WHAT TO PRODUCE
Copy out, exactly as given, every line from the line with "What text is on this page?" to the end of the listing, both of those lines included.

[Collected data]
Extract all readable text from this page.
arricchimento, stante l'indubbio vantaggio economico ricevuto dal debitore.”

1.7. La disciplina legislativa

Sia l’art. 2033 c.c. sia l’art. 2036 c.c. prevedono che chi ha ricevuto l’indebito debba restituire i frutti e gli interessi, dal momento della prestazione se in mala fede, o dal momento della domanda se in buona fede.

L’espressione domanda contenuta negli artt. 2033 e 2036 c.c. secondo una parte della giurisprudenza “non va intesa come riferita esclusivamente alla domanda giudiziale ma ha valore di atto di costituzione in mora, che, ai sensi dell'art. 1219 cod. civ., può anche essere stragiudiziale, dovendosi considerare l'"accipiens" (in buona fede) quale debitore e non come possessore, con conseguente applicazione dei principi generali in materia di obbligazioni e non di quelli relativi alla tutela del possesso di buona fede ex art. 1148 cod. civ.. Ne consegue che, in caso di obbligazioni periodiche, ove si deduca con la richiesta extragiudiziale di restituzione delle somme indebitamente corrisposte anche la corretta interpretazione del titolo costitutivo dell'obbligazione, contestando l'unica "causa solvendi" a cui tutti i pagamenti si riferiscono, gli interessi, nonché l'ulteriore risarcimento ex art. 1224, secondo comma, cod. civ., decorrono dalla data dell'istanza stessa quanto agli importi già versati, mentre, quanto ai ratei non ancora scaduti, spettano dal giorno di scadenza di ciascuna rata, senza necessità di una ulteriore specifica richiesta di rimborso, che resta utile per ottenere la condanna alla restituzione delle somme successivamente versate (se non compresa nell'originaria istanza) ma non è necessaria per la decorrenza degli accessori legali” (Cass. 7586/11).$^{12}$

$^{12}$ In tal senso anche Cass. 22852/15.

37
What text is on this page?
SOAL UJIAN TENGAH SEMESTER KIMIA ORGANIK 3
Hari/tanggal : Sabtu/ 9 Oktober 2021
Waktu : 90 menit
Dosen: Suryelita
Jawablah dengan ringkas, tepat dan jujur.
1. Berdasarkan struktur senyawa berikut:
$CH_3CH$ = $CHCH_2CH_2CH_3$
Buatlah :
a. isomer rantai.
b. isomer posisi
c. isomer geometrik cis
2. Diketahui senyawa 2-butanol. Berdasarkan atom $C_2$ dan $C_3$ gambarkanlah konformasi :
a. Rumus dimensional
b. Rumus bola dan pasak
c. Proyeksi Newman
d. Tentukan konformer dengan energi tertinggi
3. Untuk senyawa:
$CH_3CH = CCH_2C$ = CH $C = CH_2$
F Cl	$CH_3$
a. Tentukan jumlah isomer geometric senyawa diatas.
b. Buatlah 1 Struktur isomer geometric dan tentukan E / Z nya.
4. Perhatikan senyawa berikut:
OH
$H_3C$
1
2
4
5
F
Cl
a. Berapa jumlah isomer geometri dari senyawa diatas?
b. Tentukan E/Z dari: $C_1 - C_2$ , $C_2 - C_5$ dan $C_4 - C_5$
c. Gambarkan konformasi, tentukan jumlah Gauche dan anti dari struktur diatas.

RESULT
What text is on this page?
SOAL UJIAN TENGAH SEMESTER KIMIA ORGANIK 3
Hari/tanggal : Sabtu/ 9 Oktober 2021
Waktu : 90 menit
Dosen: Suryelita
Jawablah dengan ringkas, tepat dan jujur.
1. Berdasarkan struktur senyawa berikut:
$CH_3CH$ = $CHCH_2CH_2CH_3$
Buatlah :
a. isomer rantai.
b. isomer posisi
c. isomer geometrik cis
2. Diketahui senyawa 2-butanol. Berdasarkan atom $C_2$ dan $C_3$ gambarkanlah konformasi :
a. Rumus dimensional
b. Rumus bola dan pasak
c. Proyeksi Newman
d. Tentukan konformer dengan energi tertinggi
3. Untuk senyawa:
$CH_3CH = CCH_2C$ = CH $C = CH_2$
F Cl	$CH_3$
a. Tentukan jumlah isomer geometric senyawa diatas.
b. Buatlah 1 Struktur isomer geometric dan tentukan E / Z nya.
4. Perhatikan senyawa berikut:
OH
$H_3C$
1
2
4
5
F
Cl
a. Berapa jumlah isomer geometri dari senyawa diatas?
b. Tentukan E/Z dari: $C_1 - C_2$ , $C_2 - C_5$ dan $C_4 - C_5$
c. Gambarkan konformasi, tentukan jumlah Gauche dan anti dari struktur diatas.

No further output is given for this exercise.